• _What is required_
Print the records below exactly as they appear.

• _Entries provided_
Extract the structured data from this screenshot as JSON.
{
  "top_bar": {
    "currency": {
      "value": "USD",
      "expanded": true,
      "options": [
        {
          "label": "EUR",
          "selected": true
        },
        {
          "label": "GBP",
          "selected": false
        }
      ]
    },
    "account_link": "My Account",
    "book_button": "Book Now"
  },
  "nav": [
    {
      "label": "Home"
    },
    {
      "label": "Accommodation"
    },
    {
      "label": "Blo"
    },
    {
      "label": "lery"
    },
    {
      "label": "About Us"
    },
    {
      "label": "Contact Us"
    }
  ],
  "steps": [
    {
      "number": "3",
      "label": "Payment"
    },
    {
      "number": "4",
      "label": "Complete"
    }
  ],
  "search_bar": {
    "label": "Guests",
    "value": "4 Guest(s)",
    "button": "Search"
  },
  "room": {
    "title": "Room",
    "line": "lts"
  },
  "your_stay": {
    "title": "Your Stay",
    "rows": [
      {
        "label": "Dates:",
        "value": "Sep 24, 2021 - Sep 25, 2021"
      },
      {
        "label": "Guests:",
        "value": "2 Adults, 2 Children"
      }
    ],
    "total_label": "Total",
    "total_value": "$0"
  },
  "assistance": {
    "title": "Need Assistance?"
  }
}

• _Written response_
Extract the structured data from this screenshot as JSON.
{
  "top_bar": {
    "currency": {
      "value": "USD",
      "expanded": true,
      "options": [
        {
          "label": "EUR",
          "selected": true
        },
        {
          "label": "GBP",
          "selected": false
        }
      ]
    },
    "account_link": "My Account",
    "book_button": "Book Now"
  },
  "nav": [
    {
      "label": "Home"
    },
    {
      "label": "Accommodation"
    },
    {
      "label": "Blo"
    },
    {
      "label": "lery"
    },
    {
      "label": "About Us"
    },
    {
      "label": "Contact Us"
    }
  ],
  "steps": [
    {
      "number": "3",
      "label": "Payment"
    },
    {
      "number": "4",
      "label": "Complete"
    }
  ],
  "search_bar": {
    "label": "Guests",
    "value": "4 Guest(s)",
    "button": "Search"
  },
  "room": {
    "title": "Room",
    "line": "lts"
  },
  "your_stay": {
    "title": "Your Stay",
    "rows": [
      {
        "label": "Dates:",
        "value": "Sep 24, 2021 - Sep 25, 2021"
      },
      {
        "label": "Guests:",
        "value": "2 Adults, 2 Children"
      }
    ],
    "total_label": "Total",
    "total_value": "$0"
  },
  "assistance": {
    "title": "Need Assistance?"
  }
}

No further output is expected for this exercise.